Records supplied:
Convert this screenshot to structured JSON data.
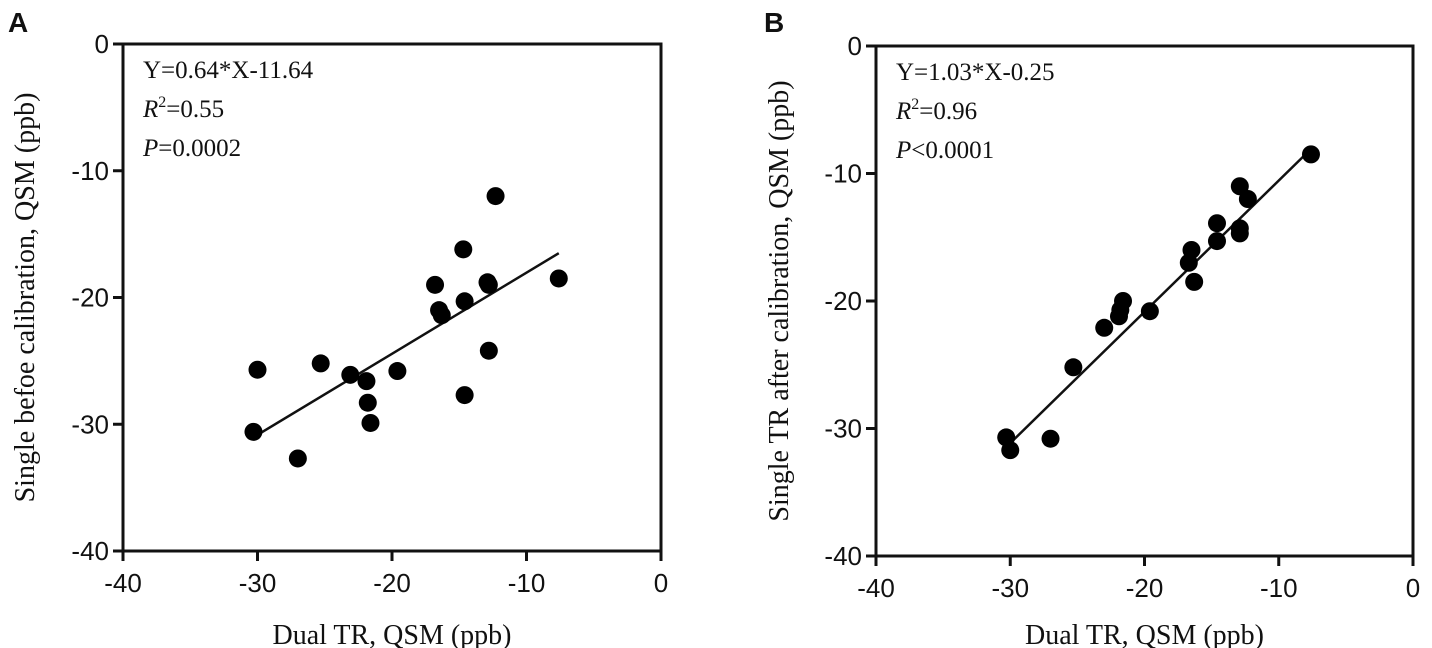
{
  "chart_data": [
    {
      "type": "scatter",
      "panel_label": "A",
      "xlabel": "Dual TR, QSM (ppb)",
      "ylabel": "Single befoe calibration, QSM (ppb)",
      "xlim": [
        -40,
        0
      ],
      "ylim": [
        -40,
        0
      ],
      "xticks": [
        -40,
        -30,
        -20,
        -10,
        0
      ],
      "yticks": [
        0,
        -10,
        -20,
        -30,
        -40
      ],
      "grid": false,
      "annotations": [
        {
          "type": "equation",
          "text": "Y=0.64*X-11.64"
        },
        {
          "type": "r2",
          "symbol": "R",
          "superscript": "2",
          "text": "=0.55"
        },
        {
          "type": "p",
          "symbol": "P",
          "text": "=0.0002"
        }
      ],
      "fit_line": {
        "slope": 0.64,
        "intercept": -11.64,
        "x_range": [
          -30.3,
          -7.6
        ]
      },
      "points": [
        {
          "x": -30.3,
          "y": -30.6
        },
        {
          "x": -30.0,
          "y": -25.7
        },
        {
          "x": -27.0,
          "y": -32.7
        },
        {
          "x": -25.3,
          "y": -25.2
        },
        {
          "x": -23.1,
          "y": -26.1
        },
        {
          "x": -21.9,
          "y": -26.6
        },
        {
          "x": -21.8,
          "y": -28.3
        },
        {
          "x": -21.6,
          "y": -29.9
        },
        {
          "x": -19.6,
          "y": -25.8
        },
        {
          "x": -16.8,
          "y": -19.0
        },
        {
          "x": -16.5,
          "y": -21.0
        },
        {
          "x": -16.3,
          "y": -21.4
        },
        {
          "x": -14.7,
          "y": -16.2
        },
        {
          "x": -14.6,
          "y": -20.3
        },
        {
          "x": -14.6,
          "y": -27.7
        },
        {
          "x": -12.9,
          "y": -18.8
        },
        {
          "x": -12.8,
          "y": -19.0
        },
        {
          "x": -12.8,
          "y": -24.2
        },
        {
          "x": -12.3,
          "y": -12.0
        },
        {
          "x": -7.6,
          "y": -18.5
        }
      ]
    },
    {
      "type": "scatter",
      "panel_label": "B",
      "xlabel": "Dual TR, QSM (ppb)",
      "ylabel": "Single TR after calibration, QSM (ppb)",
      "xlim": [
        -40,
        0
      ],
      "ylim": [
        -40,
        0
      ],
      "xticks": [
        -40,
        -30,
        -20,
        -10,
        0
      ],
      "yticks": [
        0,
        -10,
        -20,
        -30,
        -40
      ],
      "grid": false,
      "annotations": [
        {
          "type": "equation",
          "text": "Y=1.03*X-0.25"
        },
        {
          "type": "r2",
          "symbol": "R",
          "superscript": "2",
          "text": "=0.96"
        },
        {
          "type": "p",
          "symbol": "P",
          "text": "<0.0001"
        }
      ],
      "fit_line": {
        "slope": 1.03,
        "intercept": -0.25,
        "x_range": [
          -30.3,
          -7.6
        ]
      },
      "points": [
        {
          "x": -30.3,
          "y": -30.7
        },
        {
          "x": -30.0,
          "y": -31.7
        },
        {
          "x": -27.0,
          "y": -30.8
        },
        {
          "x": -25.3,
          "y": -25.2
        },
        {
          "x": -23.0,
          "y": -22.1
        },
        {
          "x": -21.9,
          "y": -21.2
        },
        {
          "x": -21.8,
          "y": -20.7
        },
        {
          "x": -21.6,
          "y": -20.0
        },
        {
          "x": -19.6,
          "y": -20.8
        },
        {
          "x": -16.7,
          "y": -17.0
        },
        {
          "x": -16.5,
          "y": -16.0
        },
        {
          "x": -16.3,
          "y": -18.5
        },
        {
          "x": -14.6,
          "y": -13.9
        },
        {
          "x": -14.6,
          "y": -15.3
        },
        {
          "x": -12.9,
          "y": -14.3
        },
        {
          "x": -12.9,
          "y": -14.7
        },
        {
          "x": -12.9,
          "y": -11.0
        },
        {
          "x": -12.3,
          "y": -12.0
        },
        {
          "x": -7.6,
          "y": -8.5
        }
      ]
    }
  ]
}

Exercise directions: Filter the records above and return every line that holds the word "text".

Completed task:
          "text": "Y=0.64*X-11.64"
          "text": "=0.55"
          "text": "=0.0002"
          "text": "Y=1.03*X-0.25"
          "text": "=0.96"
          "text": "<0.0001"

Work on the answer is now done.